> **Stated exercise**: In the copy, include every entry exactly but none of the images.

Dataset records on visual material
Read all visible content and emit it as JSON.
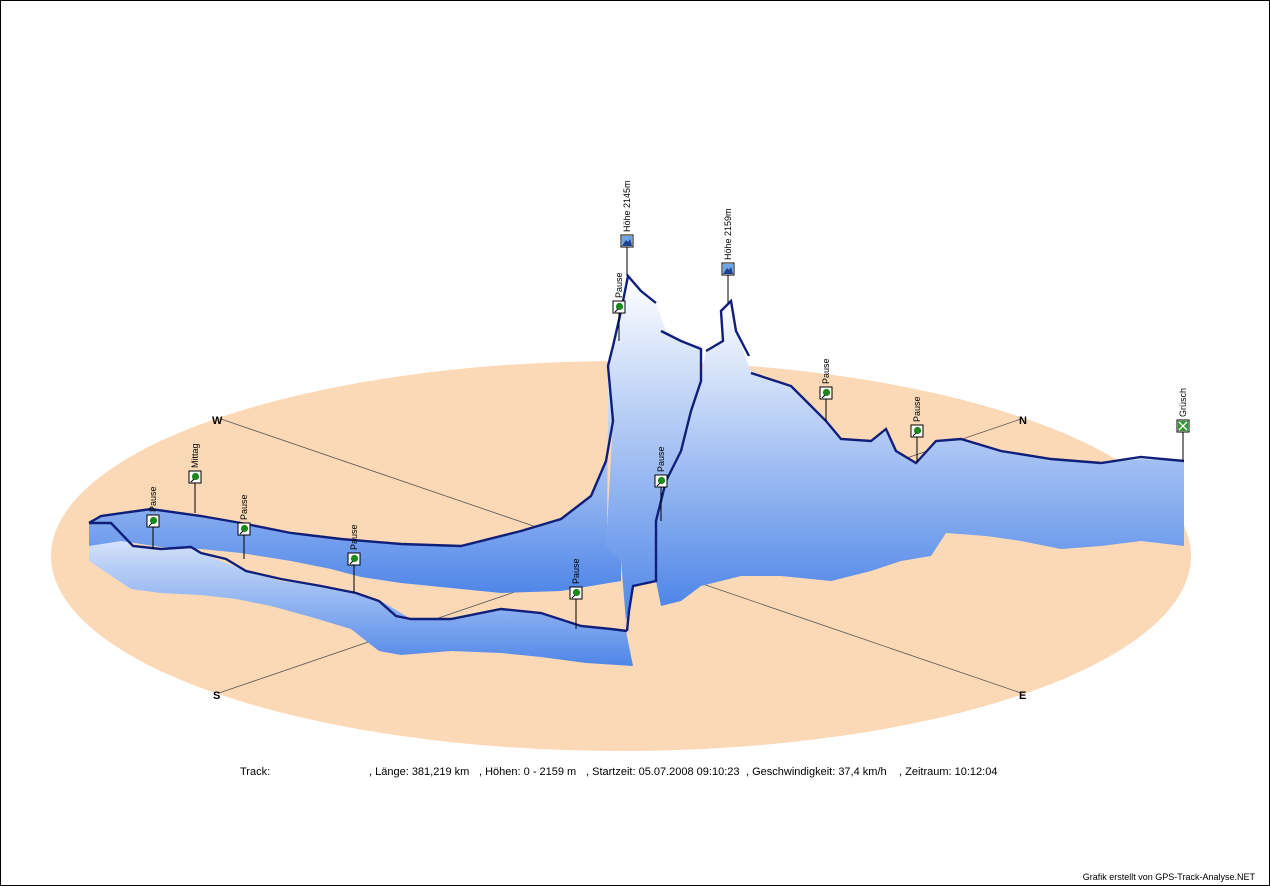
{
  "compass": {
    "west": "W",
    "north": "N",
    "south": "S",
    "east": "E"
  },
  "markers": [
    {
      "label": "Pause",
      "kind": "pause"
    },
    {
      "label": "Mittag",
      "kind": "pause"
    },
    {
      "label": "Pause",
      "kind": "pause"
    },
    {
      "label": "Pause",
      "kind": "pause"
    },
    {
      "label": "Pause",
      "kind": "pause"
    },
    {
      "label": "Pause",
      "kind": "pause"
    },
    {
      "label": "Pause",
      "kind": "pause"
    },
    {
      "label": "Höhe 2145m",
      "kind": "summit"
    },
    {
      "label": "Höhe 2159m",
      "kind": "summit"
    },
    {
      "label": "Pause",
      "kind": "pause"
    },
    {
      "label": "Pause",
      "kind": "pause"
    },
    {
      "label": "Grüsch",
      "kind": "finish"
    }
  ],
  "summary": {
    "track_label": "Track:",
    "length": ",  Länge: 381,219 km",
    "heights": ",  Höhen: 0 - 2159 m",
    "start": ",  Startzeit: 05.07.2008 09:10:23",
    "speed": ",  Geschwindigkeit: 37,4 km/h",
    "duration": ",  Zeitraum: 10:12:04"
  },
  "credit": "Grafik erstellt von GPS-Track-Analyse.NET",
  "colors": {
    "ground": "#fcd9b6",
    "track_line": "#0f1f7a",
    "curtain_top": "#ffffff",
    "curtain_bottom": "#4f86e8",
    "marker_pause": "#1a8a1a"
  }
}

> **Exercise response**:
Read all visible content and emit it as JSON.
{
  "compass": {
    "west": "W",
    "north": "N",
    "south": "S",
    "east": "E"
  },
  "markers": [
    {
      "label": "Pause",
      "kind": "pause"
    },
    {
      "label": "Mittag",
      "kind": "pause"
    },
    {
      "label": "Pause",
      "kind": "pause"
    },
    {
      "label": "Pause",
      "kind": "pause"
    },
    {
      "label": "Pause",
      "kind": "pause"
    },
    {
      "label": "Pause",
      "kind": "pause"
    },
    {
      "label": "Pause",
      "kind": "pause"
    },
    {
      "label": "Höhe 2145m",
      "kind": "summit"
    },
    {
      "label": "Höhe 2159m",
      "kind": "summit"
    },
    {
      "label": "Pause",
      "kind": "pause"
    },
    {
      "label": "Pause",
      "kind": "pause"
    },
    {
      "label": "Grüsch",
      "kind": "finish"
    }
  ],
  "summary": {
    "track_label": "Track:",
    "length": ",  Länge: 381,219 km",
    "heights": ",  Höhen: 0 - 2159 m",
    "start": ",  Startzeit: 05.07.2008 09:10:23",
    "speed": ",  Geschwindigkeit: 37,4 km/h",
    "duration": ",  Zeitraum: 10:12:04"
  },
  "credit": "Grafik erstellt von GPS-Track-Analyse.NET",
  "colors": {
    "ground": "#fcd9b6",
    "track_line": "#0f1f7a",
    "curtain_top": "#ffffff",
    "curtain_bottom": "#4f86e8",
    "marker_pause": "#1a8a1a"
  }
}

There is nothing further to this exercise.